Data excerpts
===============
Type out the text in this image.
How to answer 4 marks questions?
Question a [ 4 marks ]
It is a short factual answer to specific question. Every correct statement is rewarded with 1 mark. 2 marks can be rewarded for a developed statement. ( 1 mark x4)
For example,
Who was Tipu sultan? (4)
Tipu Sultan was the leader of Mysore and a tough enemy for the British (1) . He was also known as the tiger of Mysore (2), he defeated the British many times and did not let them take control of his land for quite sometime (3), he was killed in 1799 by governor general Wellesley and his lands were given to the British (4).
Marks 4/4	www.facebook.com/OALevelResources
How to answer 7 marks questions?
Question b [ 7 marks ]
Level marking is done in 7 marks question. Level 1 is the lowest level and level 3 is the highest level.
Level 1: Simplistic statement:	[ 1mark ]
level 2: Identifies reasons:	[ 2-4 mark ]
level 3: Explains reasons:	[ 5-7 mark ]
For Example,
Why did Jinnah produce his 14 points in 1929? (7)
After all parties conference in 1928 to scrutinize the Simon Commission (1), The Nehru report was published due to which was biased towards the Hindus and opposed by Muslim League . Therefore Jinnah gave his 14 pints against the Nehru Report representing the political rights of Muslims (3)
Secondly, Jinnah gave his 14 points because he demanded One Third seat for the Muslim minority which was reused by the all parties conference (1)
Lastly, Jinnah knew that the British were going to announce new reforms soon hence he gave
===============
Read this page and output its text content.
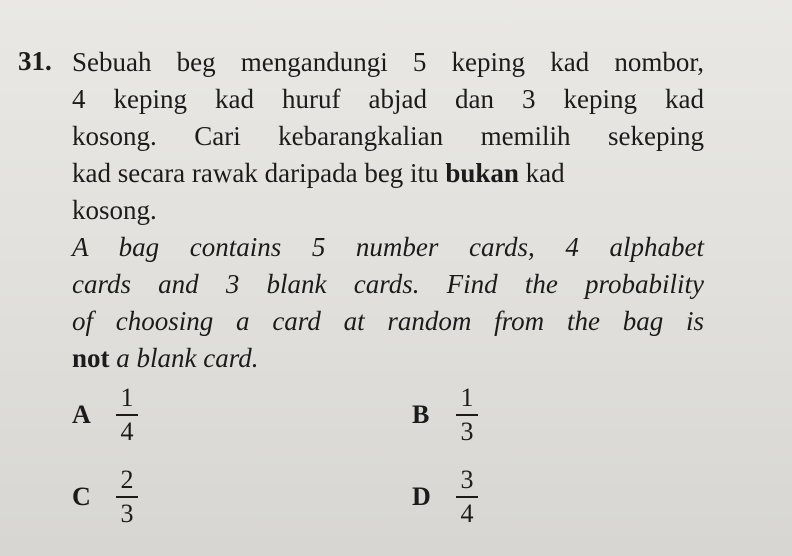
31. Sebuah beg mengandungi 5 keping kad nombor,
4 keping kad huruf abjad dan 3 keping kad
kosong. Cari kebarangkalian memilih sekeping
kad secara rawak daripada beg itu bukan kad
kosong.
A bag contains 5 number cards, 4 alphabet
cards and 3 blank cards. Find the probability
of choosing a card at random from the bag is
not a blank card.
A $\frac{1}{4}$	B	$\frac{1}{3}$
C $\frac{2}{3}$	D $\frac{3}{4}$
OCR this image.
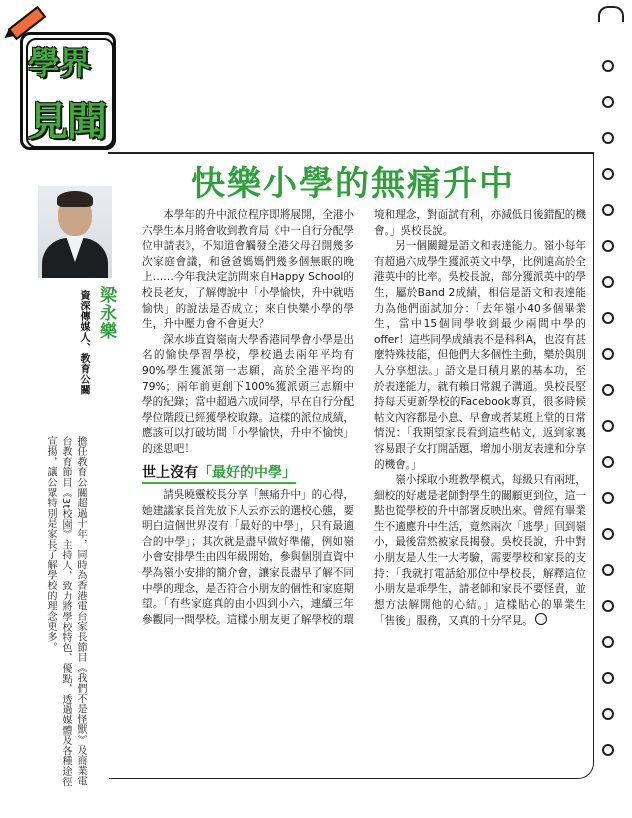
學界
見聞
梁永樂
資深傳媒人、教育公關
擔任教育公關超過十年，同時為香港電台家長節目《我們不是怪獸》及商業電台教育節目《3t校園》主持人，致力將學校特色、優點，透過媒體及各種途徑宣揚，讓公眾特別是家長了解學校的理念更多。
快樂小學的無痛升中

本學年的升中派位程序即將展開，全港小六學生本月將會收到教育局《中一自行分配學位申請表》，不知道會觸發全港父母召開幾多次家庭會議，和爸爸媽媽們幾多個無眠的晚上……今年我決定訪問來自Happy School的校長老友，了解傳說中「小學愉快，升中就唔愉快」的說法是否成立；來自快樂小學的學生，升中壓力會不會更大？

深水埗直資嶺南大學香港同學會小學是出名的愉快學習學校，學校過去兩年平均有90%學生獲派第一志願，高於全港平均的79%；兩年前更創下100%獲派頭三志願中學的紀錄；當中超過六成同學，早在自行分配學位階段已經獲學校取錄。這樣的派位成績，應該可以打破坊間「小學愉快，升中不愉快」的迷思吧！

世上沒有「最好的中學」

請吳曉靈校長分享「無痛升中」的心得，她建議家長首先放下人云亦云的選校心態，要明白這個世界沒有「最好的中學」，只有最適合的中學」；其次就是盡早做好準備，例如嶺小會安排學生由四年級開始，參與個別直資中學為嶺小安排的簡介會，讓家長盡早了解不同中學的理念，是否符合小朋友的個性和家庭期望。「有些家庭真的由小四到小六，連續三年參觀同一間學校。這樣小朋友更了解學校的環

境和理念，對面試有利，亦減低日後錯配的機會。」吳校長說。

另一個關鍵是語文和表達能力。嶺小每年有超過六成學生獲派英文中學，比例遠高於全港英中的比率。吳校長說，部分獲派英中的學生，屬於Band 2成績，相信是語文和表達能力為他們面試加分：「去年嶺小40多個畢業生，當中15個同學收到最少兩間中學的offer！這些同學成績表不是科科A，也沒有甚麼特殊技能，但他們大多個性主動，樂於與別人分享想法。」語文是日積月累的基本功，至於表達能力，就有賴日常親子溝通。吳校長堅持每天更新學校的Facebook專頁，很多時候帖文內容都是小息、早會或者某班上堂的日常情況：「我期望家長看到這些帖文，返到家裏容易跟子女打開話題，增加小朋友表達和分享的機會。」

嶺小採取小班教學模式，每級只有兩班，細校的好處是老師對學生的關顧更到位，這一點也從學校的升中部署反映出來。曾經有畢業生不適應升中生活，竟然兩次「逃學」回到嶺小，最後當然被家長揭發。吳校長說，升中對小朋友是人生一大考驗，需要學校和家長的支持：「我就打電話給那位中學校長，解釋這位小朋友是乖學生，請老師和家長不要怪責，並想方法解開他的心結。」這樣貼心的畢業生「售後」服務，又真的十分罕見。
===============
#### [Problem statement]
Which lines hold the word "gave"? Copy all of them.

#### [Solution below]
After all parties conference in 1928 to scrutinize the Simon Commission (1), The Nehru report was published due to which was biased towards the Hindus and opposed by Muslim League . Therefore Jinnah gave his 14 pints against the Nehru Report representing the political rights of Muslims (3)
Secondly, Jinnah gave his 14 points because he demanded One Third seat for the Muslim minority which was reused by the all parties conference (1)
Lastly, Jinnah knew that the British were going to announce new reforms soon hence he gave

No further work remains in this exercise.